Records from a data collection

- - - - -

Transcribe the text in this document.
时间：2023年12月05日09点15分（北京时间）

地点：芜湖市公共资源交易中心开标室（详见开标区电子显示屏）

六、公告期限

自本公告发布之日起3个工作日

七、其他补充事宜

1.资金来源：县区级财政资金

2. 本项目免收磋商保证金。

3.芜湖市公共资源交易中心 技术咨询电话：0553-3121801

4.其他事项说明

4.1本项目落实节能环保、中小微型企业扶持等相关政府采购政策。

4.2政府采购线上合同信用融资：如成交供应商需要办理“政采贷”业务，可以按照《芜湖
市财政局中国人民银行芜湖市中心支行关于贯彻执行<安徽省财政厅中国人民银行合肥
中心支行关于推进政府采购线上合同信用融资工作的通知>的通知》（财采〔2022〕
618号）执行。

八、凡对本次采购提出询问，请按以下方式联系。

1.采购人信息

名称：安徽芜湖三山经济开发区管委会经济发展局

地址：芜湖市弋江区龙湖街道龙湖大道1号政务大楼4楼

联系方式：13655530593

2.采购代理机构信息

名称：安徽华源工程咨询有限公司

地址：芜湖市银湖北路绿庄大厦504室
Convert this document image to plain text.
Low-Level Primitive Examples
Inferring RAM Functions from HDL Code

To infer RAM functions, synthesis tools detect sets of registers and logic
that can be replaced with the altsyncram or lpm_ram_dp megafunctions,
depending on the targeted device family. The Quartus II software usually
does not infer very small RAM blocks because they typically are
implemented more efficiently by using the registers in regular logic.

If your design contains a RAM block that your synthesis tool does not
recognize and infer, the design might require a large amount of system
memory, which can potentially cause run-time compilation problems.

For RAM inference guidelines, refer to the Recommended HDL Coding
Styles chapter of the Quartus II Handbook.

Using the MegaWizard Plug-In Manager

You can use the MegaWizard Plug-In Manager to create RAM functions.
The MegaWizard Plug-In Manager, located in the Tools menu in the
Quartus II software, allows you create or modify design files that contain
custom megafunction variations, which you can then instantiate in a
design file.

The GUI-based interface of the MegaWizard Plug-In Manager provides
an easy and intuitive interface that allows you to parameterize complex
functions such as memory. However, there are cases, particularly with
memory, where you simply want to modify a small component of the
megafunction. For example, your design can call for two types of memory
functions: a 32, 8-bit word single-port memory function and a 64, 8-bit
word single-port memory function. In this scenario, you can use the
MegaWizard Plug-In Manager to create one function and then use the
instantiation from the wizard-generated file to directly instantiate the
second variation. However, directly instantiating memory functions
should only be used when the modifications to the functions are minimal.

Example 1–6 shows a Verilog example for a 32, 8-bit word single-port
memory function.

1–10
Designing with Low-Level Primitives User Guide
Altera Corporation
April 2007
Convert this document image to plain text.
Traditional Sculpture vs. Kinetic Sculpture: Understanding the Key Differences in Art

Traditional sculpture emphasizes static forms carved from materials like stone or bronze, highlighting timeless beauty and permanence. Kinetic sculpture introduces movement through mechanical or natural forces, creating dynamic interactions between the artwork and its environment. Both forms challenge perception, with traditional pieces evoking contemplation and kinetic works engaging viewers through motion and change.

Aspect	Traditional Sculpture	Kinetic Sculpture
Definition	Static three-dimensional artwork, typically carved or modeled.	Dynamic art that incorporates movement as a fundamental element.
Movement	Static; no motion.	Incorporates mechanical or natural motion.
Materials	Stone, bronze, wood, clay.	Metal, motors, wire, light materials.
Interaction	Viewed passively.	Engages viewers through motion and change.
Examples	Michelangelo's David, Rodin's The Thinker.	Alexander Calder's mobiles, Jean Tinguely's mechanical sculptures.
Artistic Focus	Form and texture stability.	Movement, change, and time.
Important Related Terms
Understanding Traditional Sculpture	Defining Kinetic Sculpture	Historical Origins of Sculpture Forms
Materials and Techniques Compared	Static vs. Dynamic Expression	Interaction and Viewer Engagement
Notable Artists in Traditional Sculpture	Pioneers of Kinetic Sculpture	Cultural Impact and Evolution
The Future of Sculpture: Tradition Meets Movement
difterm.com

- - - - -

◆ WHAT IS BEING ASKED ◆
Lines that include the word "synthesis" are to be extracted from the data above.

◆ RESPONSE TO THIS TASK ◆
To infer RAM functions, synthesis tools detect sets of registers and logic
If your design contains a RAM block that your synthesis tool does not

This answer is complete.